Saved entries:
##########

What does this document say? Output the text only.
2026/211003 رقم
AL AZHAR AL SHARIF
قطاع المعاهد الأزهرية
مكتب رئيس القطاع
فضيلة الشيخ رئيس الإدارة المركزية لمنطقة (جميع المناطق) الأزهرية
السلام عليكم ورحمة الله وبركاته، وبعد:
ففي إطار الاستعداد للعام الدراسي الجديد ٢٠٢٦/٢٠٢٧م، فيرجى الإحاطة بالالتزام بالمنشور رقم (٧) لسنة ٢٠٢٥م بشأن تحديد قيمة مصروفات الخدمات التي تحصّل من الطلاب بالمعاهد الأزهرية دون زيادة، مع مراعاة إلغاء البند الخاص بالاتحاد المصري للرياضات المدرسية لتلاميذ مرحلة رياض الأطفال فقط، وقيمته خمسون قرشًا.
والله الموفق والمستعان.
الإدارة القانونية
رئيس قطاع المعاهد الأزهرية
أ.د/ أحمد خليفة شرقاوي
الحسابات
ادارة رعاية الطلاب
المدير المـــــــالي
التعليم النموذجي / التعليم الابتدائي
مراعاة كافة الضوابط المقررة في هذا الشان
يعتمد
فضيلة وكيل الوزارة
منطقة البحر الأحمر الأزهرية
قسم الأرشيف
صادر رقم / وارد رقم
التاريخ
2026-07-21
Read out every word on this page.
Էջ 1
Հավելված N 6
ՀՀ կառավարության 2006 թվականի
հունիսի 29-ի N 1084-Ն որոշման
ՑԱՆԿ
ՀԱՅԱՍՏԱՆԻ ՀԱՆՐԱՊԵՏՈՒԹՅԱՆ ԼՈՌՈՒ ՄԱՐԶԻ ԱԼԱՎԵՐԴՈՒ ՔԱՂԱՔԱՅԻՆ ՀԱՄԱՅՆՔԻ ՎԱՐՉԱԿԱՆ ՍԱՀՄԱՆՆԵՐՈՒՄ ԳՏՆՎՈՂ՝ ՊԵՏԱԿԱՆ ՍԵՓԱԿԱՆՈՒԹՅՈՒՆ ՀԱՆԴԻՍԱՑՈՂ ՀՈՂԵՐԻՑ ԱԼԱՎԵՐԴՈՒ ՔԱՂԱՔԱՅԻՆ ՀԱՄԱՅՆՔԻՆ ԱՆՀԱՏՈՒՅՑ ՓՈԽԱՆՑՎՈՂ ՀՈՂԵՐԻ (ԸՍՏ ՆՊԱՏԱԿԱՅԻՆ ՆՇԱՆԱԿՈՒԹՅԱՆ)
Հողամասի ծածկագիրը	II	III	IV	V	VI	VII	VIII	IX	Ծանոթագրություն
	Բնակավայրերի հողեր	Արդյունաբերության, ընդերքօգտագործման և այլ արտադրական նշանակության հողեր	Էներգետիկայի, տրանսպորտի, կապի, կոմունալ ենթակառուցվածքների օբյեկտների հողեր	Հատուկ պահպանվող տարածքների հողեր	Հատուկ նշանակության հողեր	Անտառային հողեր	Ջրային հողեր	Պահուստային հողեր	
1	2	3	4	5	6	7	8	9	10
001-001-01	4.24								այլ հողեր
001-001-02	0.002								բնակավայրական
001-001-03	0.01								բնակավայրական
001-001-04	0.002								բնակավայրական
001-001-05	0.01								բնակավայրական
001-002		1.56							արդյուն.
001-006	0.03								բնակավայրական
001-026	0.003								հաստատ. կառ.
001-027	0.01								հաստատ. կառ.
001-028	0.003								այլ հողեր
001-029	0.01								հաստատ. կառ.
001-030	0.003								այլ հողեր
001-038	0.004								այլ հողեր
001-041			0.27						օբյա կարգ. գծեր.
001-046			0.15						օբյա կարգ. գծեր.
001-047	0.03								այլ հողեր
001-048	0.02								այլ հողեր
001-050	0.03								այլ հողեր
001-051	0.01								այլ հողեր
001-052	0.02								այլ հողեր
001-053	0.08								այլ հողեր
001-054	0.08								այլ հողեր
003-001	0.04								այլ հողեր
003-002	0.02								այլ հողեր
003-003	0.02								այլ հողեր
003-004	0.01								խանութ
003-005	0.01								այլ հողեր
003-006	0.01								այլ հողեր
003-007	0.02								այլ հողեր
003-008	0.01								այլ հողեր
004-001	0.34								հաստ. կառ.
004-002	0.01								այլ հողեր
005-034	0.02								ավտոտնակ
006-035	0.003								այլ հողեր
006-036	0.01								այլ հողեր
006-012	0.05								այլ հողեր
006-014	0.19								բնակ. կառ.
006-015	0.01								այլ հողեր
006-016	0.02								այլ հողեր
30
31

##########

Your goal: Copy the material above, line for line.

The reply:
What does this document say? Output the text only.
2026/211003 رقم
AL AZHAR AL SHARIF
قطاع المعاهد الأزهرية
مكتب رئيس القطاع
فضيلة الشيخ رئيس الإدارة المركزية لمنطقة (جميع المناطق) الأزهرية
السلام عليكم ورحمة الله وبركاته، وبعد:
ففي إطار الاستعداد للعام الدراسي الجديد ٢٠٢٦/٢٠٢٧م، فيرجى الإحاطة بالالتزام بالمنشور رقم (٧) لسنة ٢٠٢٥م بشأن تحديد قيمة مصروفات الخدمات التي تحصّل من الطلاب بالمعاهد الأزهرية دون زيادة، مع مراعاة إلغاء البند الخاص بالاتحاد المصري للرياضات المدرسية لتلاميذ مرحلة رياض الأطفال فقط، وقيمته خمسون قرشًا.
والله الموفق والمستعان.
الإدارة القانونية
رئيس قطاع المعاهد الأزهرية
أ.د/ أحمد خليفة شرقاوي
الحسابات
ادارة رعاية الطلاب
المدير المـــــــالي
التعليم النموذجي / التعليم الابتدائي
مراعاة كافة الضوابط المقررة في هذا الشان
يعتمد
فضيلة وكيل الوزارة
منطقة البحر الأحمر الأزهرية
قسم الأرشيف
صادر رقم / وارد رقم
التاريخ
2026-07-21
Read out every word on this page.
Էջ 1
Հավելված N 6
ՀՀ կառավարության 2006 թվականի
հունիսի 29-ի N 1084-Ն որոշման
ՑԱՆԿ
ՀԱՅԱՍՏԱՆԻ ՀԱՆՐԱՊԵՏՈՒԹՅԱՆ ԼՈՌՈՒ ՄԱՐԶԻ ԱԼԱՎԵՐԴՈՒ ՔԱՂԱՔԱՅԻՆ ՀԱՄԱՅՆՔԻ ՎԱՐՉԱԿԱՆ ՍԱՀՄԱՆՆԵՐՈՒՄ ԳՏՆՎՈՂ՝ ՊԵՏԱԿԱՆ ՍԵՓԱԿԱՆՈՒԹՅՈՒՆ ՀԱՆԴԻՍԱՑՈՂ ՀՈՂԵՐԻՑ ԱԼԱՎԵՐԴՈՒ ՔԱՂԱՔԱՅԻՆ ՀԱՄԱՅՆՔԻՆ ԱՆՀԱՏՈՒՅՑ ՓՈԽԱՆՑՎՈՂ ՀՈՂԵՐԻ (ԸՍՏ ՆՊԱՏԱԿԱՅԻՆ ՆՇԱՆԱԿՈՒԹՅԱՆ)
Հողամասի ծածկագիրը	II	III	IV	V	VI	VII	VIII	IX	Ծանոթագրություն
	Բնակավայրերի հողեր	Արդյունաբերության, ընդերքօգտագործման և այլ արտադրական նշանակության հողեր	Էներգետիկայի, տրանսպորտի, կապի, կոմունալ ենթակառուցվածքների օբյեկտների հողեր	Հատուկ պահպանվող տարածքների հողեր	Հատուկ նշանակության հողեր	Անտառային հողեր	Ջրային հողեր	Պահուստային հողեր	
1	2	3	4	5	6	7	8	9	10
001-001-01	4.24								այլ հողեր
001-001-02	0.002								բնակավայրական
001-001-03	0.01								բնակավայրական
001-001-04	0.002								բնակավայրական
001-001-05	0.01								բնակավայրական
001-002		1.56							արդյուն.
001-006	0.03								բնակավայրական
001-026	0.003								հաստատ. կառ.
001-027	0.01								հաստատ. կառ.
001-028	0.003								այլ հողեր
001-029	0.01								հաստատ. կառ.
001-030	0.003								այլ հողեր
001-038	0.004								այլ հողեր
001-041			0.27						օբյա կարգ. գծեր.
001-046			0.15						օբյա կարգ. գծեր.
001-047	0.03								այլ հողեր
001-048	0.02								այլ հողեր
001-050	0.03								այլ հողեր
001-051	0.01								այլ հողեր
001-052	0.02								այլ հողեր
001-053	0.08								այլ հողեր
001-054	0.08								այլ հողեր
003-001	0.04								այլ հողեր
003-002	0.02								այլ հողեր
003-003	0.02								այլ հողեր
003-004	0.01								խանութ
003-005	0.01								այլ հողեր
003-006	0.01								այլ հողեր
003-007	0.02								այլ հողեր
003-008	0.01								այլ հողեր
004-001	0.34								հաստ. կառ.
004-002	0.01								այլ հողեր
005-034	0.02								ավտոտնակ
006-035	0.003								այլ հողեր
006-036	0.01								այլ հողեր
006-012	0.05								այլ հողեր
006-014	0.19								բնակ. կառ.
006-015	0.01								այլ հողեր
006-016	0.02								այլ հողեր
30
31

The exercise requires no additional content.